(Dataset rows of page text)
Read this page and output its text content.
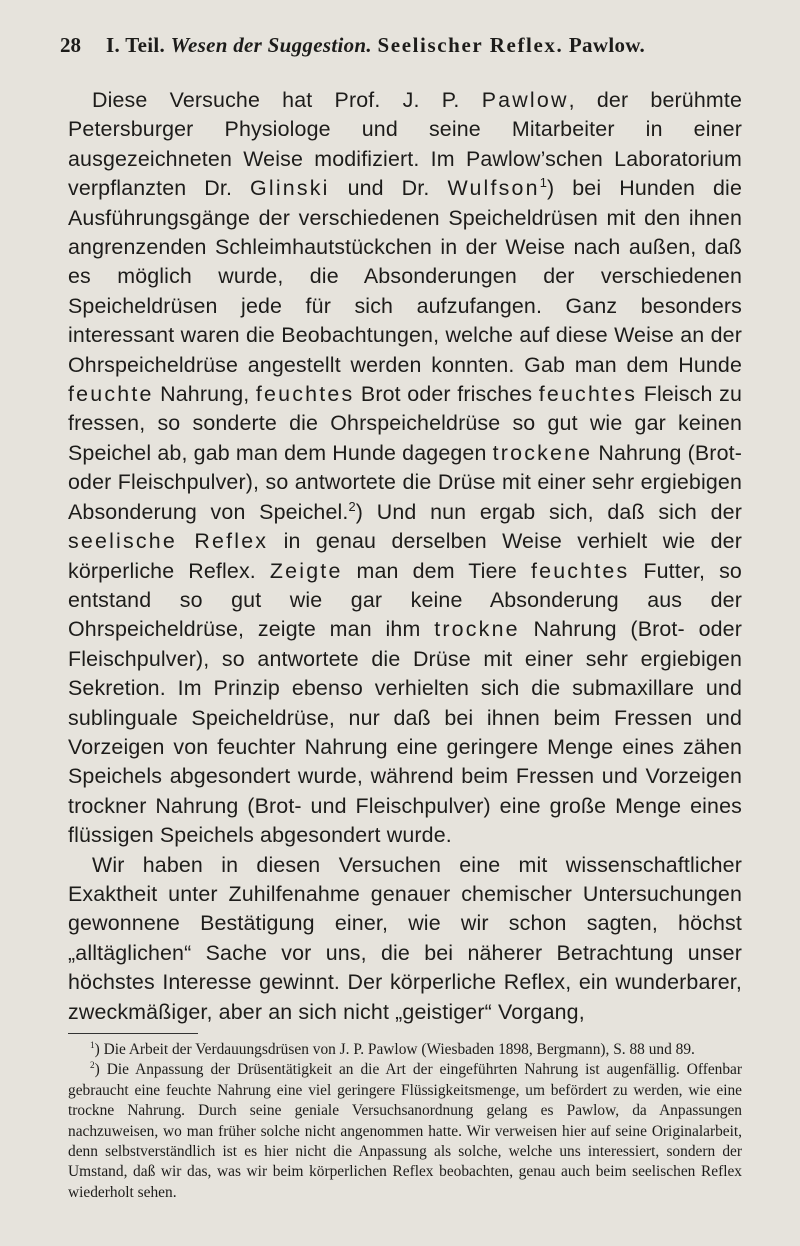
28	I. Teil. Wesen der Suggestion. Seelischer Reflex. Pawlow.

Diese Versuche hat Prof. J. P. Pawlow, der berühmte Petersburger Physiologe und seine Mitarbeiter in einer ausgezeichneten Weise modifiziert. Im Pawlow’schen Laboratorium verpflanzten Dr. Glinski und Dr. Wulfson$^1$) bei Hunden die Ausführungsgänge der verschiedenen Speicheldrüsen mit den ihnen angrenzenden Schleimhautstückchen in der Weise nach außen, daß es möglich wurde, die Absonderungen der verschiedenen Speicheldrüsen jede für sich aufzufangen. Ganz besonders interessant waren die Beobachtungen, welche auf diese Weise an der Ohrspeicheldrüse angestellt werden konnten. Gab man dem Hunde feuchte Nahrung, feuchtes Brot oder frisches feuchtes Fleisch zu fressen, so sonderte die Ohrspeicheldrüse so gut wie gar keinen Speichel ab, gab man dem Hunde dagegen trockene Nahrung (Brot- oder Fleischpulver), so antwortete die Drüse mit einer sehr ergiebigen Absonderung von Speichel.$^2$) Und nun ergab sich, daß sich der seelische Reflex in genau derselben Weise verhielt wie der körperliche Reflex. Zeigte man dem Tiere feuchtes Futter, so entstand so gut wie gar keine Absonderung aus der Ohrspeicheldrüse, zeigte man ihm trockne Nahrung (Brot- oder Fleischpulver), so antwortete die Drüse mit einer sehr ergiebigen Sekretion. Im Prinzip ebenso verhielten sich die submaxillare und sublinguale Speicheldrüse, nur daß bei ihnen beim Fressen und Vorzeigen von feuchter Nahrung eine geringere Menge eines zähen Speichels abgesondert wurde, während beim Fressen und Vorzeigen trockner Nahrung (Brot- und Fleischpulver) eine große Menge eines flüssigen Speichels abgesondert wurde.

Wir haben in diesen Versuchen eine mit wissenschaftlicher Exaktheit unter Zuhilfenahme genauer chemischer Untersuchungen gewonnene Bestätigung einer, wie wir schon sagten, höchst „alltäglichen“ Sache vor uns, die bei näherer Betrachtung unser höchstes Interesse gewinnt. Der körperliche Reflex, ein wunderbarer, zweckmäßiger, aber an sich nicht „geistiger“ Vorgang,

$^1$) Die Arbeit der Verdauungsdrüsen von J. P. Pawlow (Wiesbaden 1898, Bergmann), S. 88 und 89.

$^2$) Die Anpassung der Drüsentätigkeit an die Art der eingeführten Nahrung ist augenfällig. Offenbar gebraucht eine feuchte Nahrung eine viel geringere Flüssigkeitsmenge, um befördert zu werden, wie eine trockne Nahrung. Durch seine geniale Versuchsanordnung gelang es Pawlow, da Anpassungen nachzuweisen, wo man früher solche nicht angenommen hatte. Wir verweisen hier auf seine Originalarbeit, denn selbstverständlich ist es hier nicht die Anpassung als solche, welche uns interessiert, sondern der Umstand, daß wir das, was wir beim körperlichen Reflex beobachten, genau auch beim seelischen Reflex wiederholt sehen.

---

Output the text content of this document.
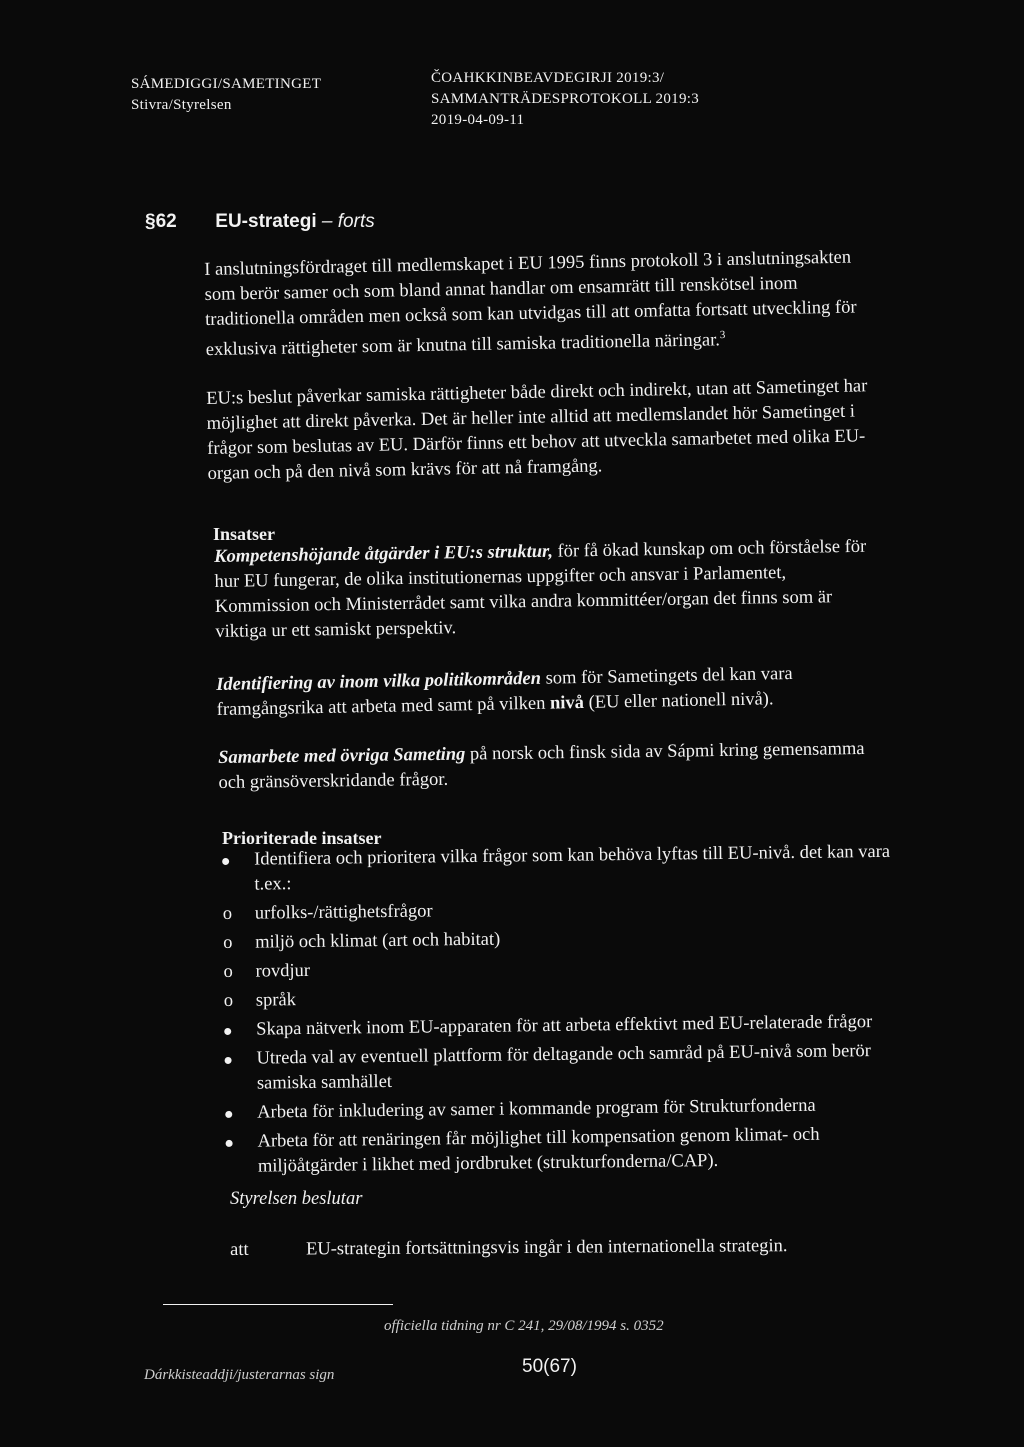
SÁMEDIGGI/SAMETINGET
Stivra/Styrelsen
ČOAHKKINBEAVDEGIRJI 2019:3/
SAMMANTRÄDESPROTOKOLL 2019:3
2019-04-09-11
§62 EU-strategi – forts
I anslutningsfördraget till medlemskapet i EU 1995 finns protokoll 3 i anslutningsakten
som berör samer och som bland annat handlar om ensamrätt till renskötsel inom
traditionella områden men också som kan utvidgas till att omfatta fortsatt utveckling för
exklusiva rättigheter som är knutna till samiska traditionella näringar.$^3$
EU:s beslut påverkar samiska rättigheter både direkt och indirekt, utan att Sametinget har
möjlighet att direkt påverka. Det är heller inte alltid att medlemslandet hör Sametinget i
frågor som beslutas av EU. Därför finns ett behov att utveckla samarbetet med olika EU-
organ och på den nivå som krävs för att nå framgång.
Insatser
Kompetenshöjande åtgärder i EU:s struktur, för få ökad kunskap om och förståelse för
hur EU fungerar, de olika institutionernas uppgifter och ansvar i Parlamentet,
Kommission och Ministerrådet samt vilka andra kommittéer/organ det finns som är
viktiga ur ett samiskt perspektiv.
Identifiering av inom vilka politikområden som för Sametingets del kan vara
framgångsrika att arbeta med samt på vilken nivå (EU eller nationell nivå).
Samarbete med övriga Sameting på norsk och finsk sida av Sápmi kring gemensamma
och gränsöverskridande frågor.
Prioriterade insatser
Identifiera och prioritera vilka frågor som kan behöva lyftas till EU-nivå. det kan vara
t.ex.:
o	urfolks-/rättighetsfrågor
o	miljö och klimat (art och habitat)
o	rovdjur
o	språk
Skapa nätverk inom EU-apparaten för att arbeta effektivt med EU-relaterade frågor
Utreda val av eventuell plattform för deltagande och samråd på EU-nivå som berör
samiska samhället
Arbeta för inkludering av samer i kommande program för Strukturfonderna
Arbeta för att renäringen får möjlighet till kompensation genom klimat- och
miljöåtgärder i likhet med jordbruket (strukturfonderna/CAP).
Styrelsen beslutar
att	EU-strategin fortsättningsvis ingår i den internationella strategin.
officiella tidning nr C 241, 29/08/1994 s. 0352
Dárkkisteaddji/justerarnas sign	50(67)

▶ **What to work on**: Among the entries above, how many lines hold the string "till"? Give the number by itself.

▶ **Task response**: 6